Given instruction:
Pull out every line below that contains the word "this".

Listed entries:
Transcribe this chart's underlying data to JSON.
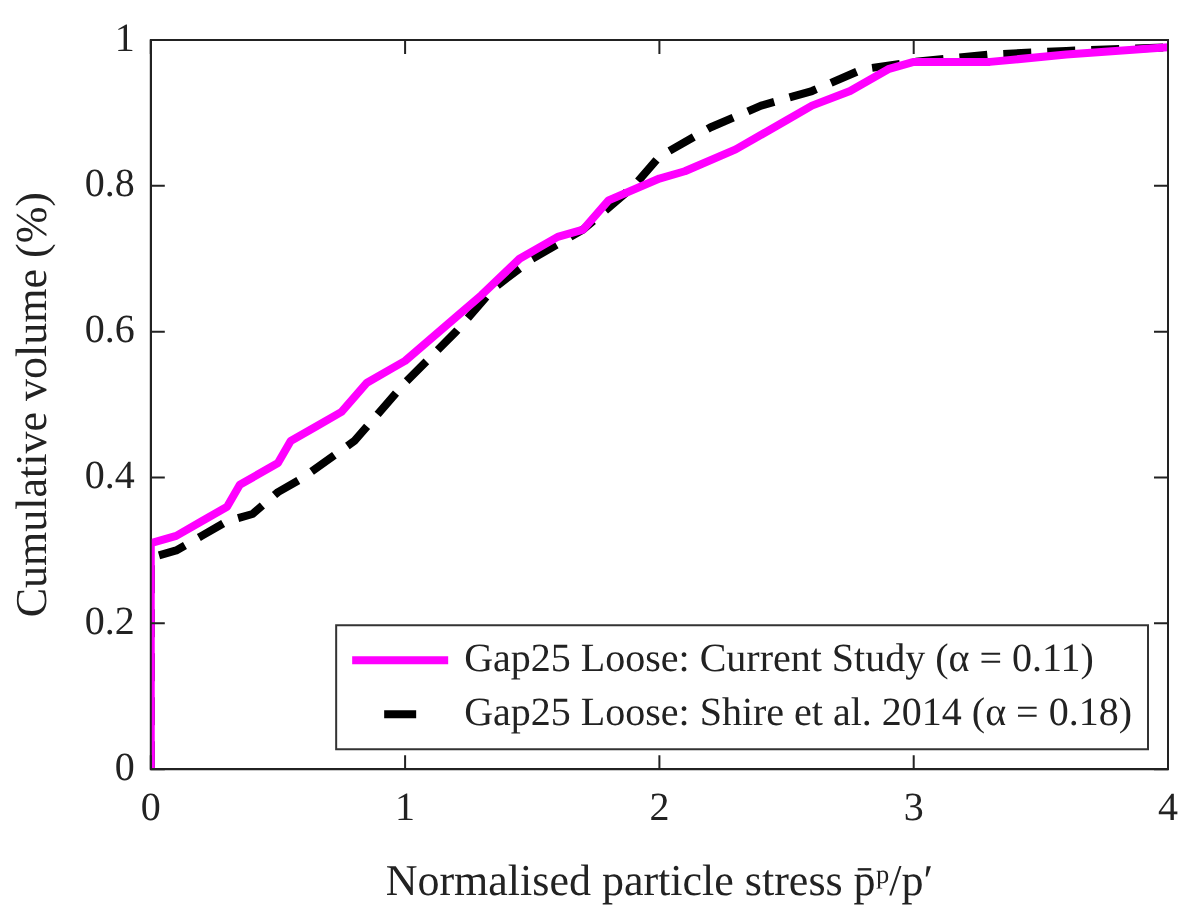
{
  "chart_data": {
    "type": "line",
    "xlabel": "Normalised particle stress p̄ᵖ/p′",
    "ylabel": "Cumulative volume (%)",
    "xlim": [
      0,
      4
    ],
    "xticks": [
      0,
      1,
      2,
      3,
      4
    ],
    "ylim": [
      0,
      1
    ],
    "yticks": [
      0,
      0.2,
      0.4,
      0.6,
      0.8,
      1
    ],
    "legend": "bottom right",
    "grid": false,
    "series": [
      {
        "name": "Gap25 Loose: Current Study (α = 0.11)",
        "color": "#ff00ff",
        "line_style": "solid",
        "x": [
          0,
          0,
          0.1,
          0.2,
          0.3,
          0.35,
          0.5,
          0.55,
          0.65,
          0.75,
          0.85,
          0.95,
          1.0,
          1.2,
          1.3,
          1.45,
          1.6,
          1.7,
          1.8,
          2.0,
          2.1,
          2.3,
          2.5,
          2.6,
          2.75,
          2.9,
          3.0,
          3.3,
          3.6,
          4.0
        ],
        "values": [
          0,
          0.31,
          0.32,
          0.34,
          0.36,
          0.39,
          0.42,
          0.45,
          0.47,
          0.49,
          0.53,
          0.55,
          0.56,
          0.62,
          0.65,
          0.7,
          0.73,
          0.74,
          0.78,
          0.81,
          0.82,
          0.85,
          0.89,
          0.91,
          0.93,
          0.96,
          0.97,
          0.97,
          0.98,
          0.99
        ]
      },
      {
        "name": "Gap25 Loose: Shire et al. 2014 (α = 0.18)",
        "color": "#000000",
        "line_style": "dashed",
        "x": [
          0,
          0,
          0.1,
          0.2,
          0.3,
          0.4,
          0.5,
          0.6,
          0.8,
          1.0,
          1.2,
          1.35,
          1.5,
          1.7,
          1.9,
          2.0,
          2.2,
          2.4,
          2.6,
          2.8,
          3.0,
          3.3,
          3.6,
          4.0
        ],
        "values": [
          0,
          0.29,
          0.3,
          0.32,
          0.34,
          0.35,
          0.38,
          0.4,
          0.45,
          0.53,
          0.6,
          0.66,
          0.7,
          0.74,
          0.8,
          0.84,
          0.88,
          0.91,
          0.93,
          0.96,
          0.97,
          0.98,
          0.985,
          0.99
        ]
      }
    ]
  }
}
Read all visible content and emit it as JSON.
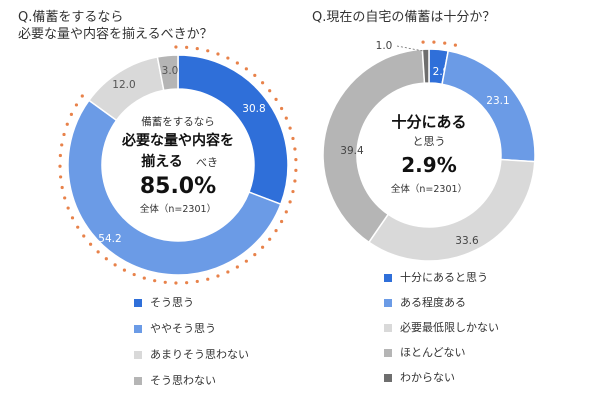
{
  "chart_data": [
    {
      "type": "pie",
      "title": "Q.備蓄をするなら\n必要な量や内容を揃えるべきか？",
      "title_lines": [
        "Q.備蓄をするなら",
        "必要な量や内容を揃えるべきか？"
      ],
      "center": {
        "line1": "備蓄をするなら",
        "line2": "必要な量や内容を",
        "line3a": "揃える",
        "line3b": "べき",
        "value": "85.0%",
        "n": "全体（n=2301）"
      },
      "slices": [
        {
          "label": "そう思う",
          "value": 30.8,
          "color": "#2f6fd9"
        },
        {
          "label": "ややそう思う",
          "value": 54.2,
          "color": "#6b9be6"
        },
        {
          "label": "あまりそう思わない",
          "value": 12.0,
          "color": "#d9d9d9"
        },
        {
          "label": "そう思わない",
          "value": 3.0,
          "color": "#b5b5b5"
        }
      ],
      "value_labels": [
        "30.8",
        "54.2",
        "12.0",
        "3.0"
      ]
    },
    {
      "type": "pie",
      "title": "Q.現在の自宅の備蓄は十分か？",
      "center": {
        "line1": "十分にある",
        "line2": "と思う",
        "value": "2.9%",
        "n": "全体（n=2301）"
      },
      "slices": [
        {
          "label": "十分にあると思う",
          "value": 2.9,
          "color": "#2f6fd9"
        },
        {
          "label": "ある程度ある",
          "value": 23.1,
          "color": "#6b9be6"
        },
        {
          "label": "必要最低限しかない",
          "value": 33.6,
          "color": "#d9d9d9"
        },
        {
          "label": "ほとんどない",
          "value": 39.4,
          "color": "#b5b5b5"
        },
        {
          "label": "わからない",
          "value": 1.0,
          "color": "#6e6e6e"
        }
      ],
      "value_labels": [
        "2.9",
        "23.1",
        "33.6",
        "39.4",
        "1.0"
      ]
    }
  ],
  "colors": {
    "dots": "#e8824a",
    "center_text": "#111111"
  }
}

...

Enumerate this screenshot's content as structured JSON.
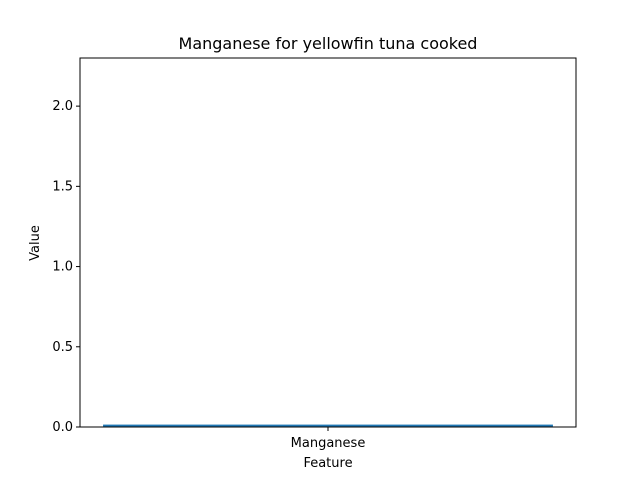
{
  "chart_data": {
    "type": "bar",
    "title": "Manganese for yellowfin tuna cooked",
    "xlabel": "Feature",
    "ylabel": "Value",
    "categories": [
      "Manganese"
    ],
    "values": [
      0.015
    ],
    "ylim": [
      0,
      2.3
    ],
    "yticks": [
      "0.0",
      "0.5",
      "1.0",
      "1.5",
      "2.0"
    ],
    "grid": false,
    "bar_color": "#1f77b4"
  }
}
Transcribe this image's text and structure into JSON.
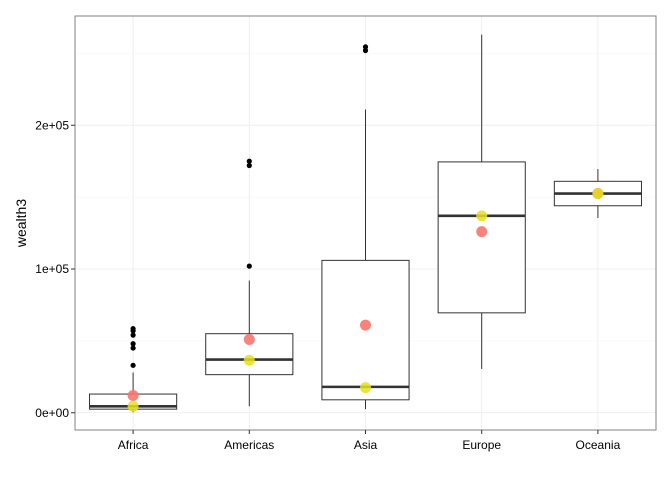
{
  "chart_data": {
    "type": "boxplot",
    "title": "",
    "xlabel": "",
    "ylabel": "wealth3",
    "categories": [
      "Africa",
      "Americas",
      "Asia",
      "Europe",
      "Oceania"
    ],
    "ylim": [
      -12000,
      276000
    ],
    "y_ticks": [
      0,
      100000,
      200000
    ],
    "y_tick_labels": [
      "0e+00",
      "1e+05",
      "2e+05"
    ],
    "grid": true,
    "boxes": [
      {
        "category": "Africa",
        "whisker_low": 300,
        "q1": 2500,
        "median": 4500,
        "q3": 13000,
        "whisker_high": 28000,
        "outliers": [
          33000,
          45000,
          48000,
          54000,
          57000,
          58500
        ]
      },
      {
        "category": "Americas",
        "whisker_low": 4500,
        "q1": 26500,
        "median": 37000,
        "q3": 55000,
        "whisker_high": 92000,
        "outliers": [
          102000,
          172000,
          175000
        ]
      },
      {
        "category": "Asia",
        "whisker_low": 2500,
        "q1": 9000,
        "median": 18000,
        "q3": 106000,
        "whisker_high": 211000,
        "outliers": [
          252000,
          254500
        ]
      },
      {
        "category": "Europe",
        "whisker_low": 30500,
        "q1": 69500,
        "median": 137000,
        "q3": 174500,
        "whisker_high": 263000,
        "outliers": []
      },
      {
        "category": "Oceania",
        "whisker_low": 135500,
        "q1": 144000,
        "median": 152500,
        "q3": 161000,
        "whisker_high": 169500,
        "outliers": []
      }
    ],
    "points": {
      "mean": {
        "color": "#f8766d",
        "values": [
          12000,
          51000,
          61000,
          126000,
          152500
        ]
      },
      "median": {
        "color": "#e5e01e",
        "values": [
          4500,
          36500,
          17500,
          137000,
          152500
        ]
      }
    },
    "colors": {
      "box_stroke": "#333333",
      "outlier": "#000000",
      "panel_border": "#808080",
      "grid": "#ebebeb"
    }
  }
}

The output:
Transcribe this chart's underlying data to JSON.
Enumerate this screenshot's content as structured JSON.
Transcribe this image's text and structure into JSON.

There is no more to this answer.